_Listed records_
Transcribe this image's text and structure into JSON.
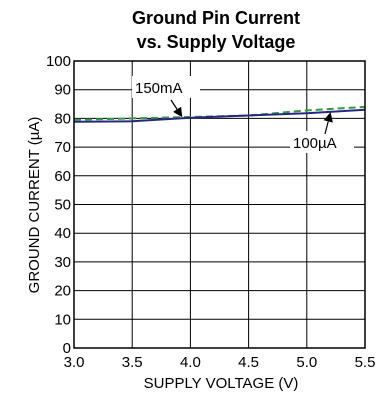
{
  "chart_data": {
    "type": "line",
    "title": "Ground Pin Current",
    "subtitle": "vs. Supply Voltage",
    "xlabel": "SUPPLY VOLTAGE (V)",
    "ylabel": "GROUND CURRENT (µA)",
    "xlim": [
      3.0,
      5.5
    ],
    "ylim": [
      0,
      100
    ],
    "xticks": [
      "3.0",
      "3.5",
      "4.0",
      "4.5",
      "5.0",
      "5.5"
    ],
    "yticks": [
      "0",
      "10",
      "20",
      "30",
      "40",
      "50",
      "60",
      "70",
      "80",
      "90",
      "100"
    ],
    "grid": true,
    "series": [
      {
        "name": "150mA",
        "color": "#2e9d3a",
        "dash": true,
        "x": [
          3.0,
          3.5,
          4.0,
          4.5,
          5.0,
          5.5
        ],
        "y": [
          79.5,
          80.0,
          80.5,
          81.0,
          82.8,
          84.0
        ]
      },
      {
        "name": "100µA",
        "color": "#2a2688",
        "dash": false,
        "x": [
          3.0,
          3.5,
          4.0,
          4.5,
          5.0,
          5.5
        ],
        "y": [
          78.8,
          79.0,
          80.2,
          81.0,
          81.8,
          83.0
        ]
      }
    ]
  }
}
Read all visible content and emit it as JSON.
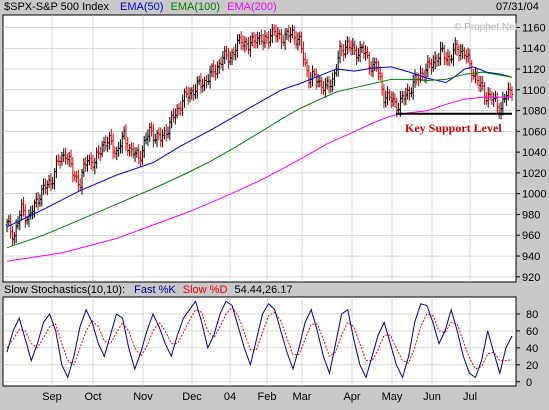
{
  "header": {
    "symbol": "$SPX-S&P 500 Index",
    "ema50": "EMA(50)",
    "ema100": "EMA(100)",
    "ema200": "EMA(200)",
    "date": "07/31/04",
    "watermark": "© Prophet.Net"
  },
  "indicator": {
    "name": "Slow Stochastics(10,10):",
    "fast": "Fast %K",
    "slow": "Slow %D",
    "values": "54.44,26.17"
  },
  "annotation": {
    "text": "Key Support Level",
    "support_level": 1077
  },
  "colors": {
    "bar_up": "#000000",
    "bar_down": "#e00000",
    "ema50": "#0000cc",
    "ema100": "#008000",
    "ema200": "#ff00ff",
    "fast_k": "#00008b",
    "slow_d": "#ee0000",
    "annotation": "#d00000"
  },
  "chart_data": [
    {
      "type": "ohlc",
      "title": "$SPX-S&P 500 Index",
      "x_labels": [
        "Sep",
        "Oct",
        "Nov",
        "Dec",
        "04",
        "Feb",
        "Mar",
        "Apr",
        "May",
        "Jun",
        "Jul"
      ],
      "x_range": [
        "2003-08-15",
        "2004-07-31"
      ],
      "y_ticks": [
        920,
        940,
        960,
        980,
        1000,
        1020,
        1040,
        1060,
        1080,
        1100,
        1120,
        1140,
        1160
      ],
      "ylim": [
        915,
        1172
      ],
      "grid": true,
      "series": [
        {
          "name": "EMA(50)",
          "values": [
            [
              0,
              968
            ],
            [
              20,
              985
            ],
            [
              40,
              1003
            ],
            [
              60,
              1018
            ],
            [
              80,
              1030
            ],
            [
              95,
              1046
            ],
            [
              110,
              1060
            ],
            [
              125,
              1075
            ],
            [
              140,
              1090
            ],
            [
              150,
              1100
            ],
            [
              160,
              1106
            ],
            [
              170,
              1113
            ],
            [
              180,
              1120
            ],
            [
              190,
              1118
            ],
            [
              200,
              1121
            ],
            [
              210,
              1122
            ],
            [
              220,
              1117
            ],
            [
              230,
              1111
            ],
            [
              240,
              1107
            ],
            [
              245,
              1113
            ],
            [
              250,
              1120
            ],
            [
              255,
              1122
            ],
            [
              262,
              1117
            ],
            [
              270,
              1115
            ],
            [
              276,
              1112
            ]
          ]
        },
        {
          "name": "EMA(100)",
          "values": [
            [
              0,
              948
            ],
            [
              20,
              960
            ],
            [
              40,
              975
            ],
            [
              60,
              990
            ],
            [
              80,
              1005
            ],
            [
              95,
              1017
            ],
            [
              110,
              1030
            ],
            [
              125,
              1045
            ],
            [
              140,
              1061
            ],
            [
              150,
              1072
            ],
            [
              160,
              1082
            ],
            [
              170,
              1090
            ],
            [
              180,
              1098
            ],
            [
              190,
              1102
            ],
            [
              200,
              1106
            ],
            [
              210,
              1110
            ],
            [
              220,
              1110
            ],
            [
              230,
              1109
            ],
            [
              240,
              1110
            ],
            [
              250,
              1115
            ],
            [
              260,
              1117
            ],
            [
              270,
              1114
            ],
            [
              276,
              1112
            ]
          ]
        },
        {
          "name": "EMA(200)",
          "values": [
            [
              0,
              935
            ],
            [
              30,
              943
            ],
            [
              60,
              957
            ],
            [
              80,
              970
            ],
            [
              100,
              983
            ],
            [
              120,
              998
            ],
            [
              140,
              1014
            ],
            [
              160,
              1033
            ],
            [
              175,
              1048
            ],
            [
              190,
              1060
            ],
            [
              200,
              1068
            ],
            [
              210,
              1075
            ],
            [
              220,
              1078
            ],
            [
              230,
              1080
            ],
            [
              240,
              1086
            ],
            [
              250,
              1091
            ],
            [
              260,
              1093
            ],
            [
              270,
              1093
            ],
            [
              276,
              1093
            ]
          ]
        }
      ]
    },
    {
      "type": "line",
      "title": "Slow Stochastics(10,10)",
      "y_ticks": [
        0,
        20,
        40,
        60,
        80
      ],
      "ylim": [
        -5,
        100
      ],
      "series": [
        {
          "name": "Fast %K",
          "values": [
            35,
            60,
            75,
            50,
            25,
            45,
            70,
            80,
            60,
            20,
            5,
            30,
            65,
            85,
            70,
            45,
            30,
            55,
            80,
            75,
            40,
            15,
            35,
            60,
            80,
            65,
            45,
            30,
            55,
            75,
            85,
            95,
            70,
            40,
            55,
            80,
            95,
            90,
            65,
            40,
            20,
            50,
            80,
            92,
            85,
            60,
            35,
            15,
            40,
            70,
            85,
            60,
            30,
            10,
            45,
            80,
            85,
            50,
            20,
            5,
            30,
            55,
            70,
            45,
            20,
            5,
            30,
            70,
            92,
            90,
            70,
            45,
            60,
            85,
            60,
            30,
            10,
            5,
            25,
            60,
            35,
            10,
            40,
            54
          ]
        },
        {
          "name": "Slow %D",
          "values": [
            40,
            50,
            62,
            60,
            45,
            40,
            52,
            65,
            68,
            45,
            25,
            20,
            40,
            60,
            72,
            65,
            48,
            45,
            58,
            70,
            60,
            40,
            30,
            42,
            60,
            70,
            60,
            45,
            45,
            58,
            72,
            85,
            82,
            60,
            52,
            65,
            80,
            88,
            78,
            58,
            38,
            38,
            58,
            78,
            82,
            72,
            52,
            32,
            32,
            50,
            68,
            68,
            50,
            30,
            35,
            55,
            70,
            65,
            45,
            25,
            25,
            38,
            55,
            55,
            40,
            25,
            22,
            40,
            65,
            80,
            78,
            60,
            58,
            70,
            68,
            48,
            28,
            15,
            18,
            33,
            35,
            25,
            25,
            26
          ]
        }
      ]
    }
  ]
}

_To do_
Give all the entries again exactly, dropping each picture.

_Output for this exercise_
Transcribe this image's text and structure into JSON.
{
  "chart_data": {
    "type": "line",
    "title": "Ground Pin Current",
    "subtitle": "vs. Supply Voltage",
    "xlabel": "SUPPLY VOLTAGE (V)",
    "ylabel": "GROUND CURRENT (µA)",
    "xlim": [
      3.0,
      5.5
    ],
    "ylim": [
      0,
      100
    ],
    "xticks": [
      "3.0",
      "3.5",
      "4.0",
      "4.5",
      "5.0",
      "5.5"
    ],
    "yticks": [
      "0",
      "10",
      "20",
      "30",
      "40",
      "50",
      "60",
      "70",
      "80",
      "90",
      "100"
    ],
    "grid": true,
    "series": [
      {
        "name": "150mA",
        "color": "#2e9d3a",
        "dash": true,
        "x": [
          3.0,
          3.5,
          4.0,
          4.5,
          5.0,
          5.5
        ],
        "y": [
          79.5,
          80.0,
          80.5,
          81.0,
          82.8,
          84.0
        ]
      },
      {
        "name": "100µA",
        "color": "#2a2688",
        "dash": false,
        "x": [
          3.0,
          3.5,
          4.0,
          4.5,
          5.0,
          5.5
        ],
        "y": [
          78.8,
          79.0,
          80.2,
          81.0,
          81.8,
          83.0
        ]
      }
    ]
  }
}
Read all visible content and emit it as JSON.
{
  "header": {
    "symbol": "$SPX-S&P 500 Index",
    "ema50": "EMA(50)",
    "ema100": "EMA(100)",
    "ema200": "EMA(200)",
    "date": "07/31/04",
    "watermark": "© Prophet.Net"
  },
  "indicator": {
    "name": "Slow Stochastics(10,10):",
    "fast": "Fast %K",
    "slow": "Slow %D",
    "values": "54.44,26.17"
  },
  "annotation": {
    "text": "Key Support Level",
    "support_level": 1077
  },
  "colors": {
    "bar_up": "#000000",
    "bar_down": "#e00000",
    "ema50": "#0000cc",
    "ema100": "#008000",
    "ema200": "#ff00ff",
    "fast_k": "#00008b",
    "slow_d": "#ee0000",
    "annotation": "#d00000"
  },
  "chart_data": [
    {
      "type": "ohlc",
      "title": "$SPX-S&P 500 Index",
      "x_labels": [
        "Sep",
        "Oct",
        "Nov",
        "Dec",
        "04",
        "Feb",
        "Mar",
        "Apr",
        "May",
        "Jun",
        "Jul"
      ],
      "x_range": [
        "2003-08-15",
        "2004-07-31"
      ],
      "y_ticks": [
        920,
        940,
        960,
        980,
        1000,
        1020,
        1040,
        1060,
        1080,
        1100,
        1120,
        1140,
        1160
      ],
      "ylim": [
        915,
        1172
      ],
      "grid": true,
      "series": [
        {
          "name": "EMA(50)",
          "values": [
            [
              0,
              968
            ],
            [
              20,
              985
            ],
            [
              40,
              1003
            ],
            [
              60,
              1018
            ],
            [
              80,
              1030
            ],
            [
              95,
              1046
            ],
            [
              110,
              1060
            ],
            [
              125,
              1075
            ],
            [
              140,
              1090
            ],
            [
              150,
              1100
            ],
            [
              160,
              1106
            ],
            [
              170,
              1113
            ],
            [
              180,
              1120
            ],
            [
              190,
              1118
            ],
            [
              200,
              1121
            ],
            [
              210,
              1122
            ],
            [
              220,
              1117
            ],
            [
              230,
              1111
            ],
            [
              240,
              1107
            ],
            [
              245,
              1113
            ],
            [
              250,
              1120
            ],
            [
              255,
              1122
            ],
            [
              262,
              1117
            ],
            [
              270,
              1115
            ],
            [
              276,
              1112
            ]
          ]
        },
        {
          "name": "EMA(100)",
          "values": [
            [
              0,
              948
            ],
            [
              20,
              960
            ],
            [
              40,
              975
            ],
            [
              60,
              990
            ],
            [
              80,
              1005
            ],
            [
              95,
              1017
            ],
            [
              110,
              1030
            ],
            [
              125,
              1045
            ],
            [
              140,
              1061
            ],
            [
              150,
              1072
            ],
            [
              160,
              1082
            ],
            [
              170,
              1090
            ],
            [
              180,
              1098
            ],
            [
              190,
              1102
            ],
            [
              200,
              1106
            ],
            [
              210,
              1110
            ],
            [
              220,
              1110
            ],
            [
              230,
              1109
            ],
            [
              240,
              1110
            ],
            [
              250,
              1115
            ],
            [
              260,
              1117
            ],
            [
              270,
              1114
            ],
            [
              276,
              1112
            ]
          ]
        },
        {
          "name": "EMA(200)",
          "values": [
            [
              0,
              935
            ],
            [
              30,
              943
            ],
            [
              60,
              957
            ],
            [
              80,
              970
            ],
            [
              100,
              983
            ],
            [
              120,
              998
            ],
            [
              140,
              1014
            ],
            [
              160,
              1033
            ],
            [
              175,
              1048
            ],
            [
              190,
              1060
            ],
            [
              200,
              1068
            ],
            [
              210,
              1075
            ],
            [
              220,
              1078
            ],
            [
              230,
              1080
            ],
            [
              240,
              1086
            ],
            [
              250,
              1091
            ],
            [
              260,
              1093
            ],
            [
              270,
              1093
            ],
            [
              276,
              1093
            ]
          ]
        }
      ]
    },
    {
      "type": "line",
      "title": "Slow Stochastics(10,10)",
      "y_ticks": [
        0,
        20,
        40,
        60,
        80
      ],
      "ylim": [
        -5,
        100
      ],
      "series": [
        {
          "name": "Fast %K",
          "values": [
            35,
            60,
            75,
            50,
            25,
            45,
            70,
            80,
            60,
            20,
            5,
            30,
            65,
            85,
            70,
            45,
            30,
            55,
            80,
            75,
            40,
            15,
            35,
            60,
            80,
            65,
            45,
            30,
            55,
            75,
            85,
            95,
            70,
            40,
            55,
            80,
            95,
            90,
            65,
            40,
            20,
            50,
            80,
            92,
            85,
            60,
            35,
            15,
            40,
            70,
            85,
            60,
            30,
            10,
            45,
            80,
            85,
            50,
            20,
            5,
            30,
            55,
            70,
            45,
            20,
            5,
            30,
            70,
            92,
            90,
            70,
            45,
            60,
            85,
            60,
            30,
            10,
            5,
            25,
            60,
            35,
            10,
            40,
            54
          ]
        },
        {
          "name": "Slow %D",
          "values": [
            40,
            50,
            62,
            60,
            45,
            40,
            52,
            65,
            68,
            45,
            25,
            20,
            40,
            60,
            72,
            65,
            48,
            45,
            58,
            70,
            60,
            40,
            30,
            42,
            60,
            70,
            60,
            45,
            45,
            58,
            72,
            85,
            82,
            60,
            52,
            65,
            80,
            88,
            78,
            58,
            38,
            38,
            58,
            78,
            82,
            72,
            52,
            32,
            32,
            50,
            68,
            68,
            50,
            30,
            35,
            55,
            70,
            65,
            45,
            25,
            25,
            38,
            55,
            55,
            40,
            25,
            22,
            40,
            65,
            80,
            78,
            60,
            58,
            70,
            68,
            48,
            28,
            15,
            18,
            33,
            35,
            25,
            25,
            26
          ]
        }
      ]
    }
  ]
}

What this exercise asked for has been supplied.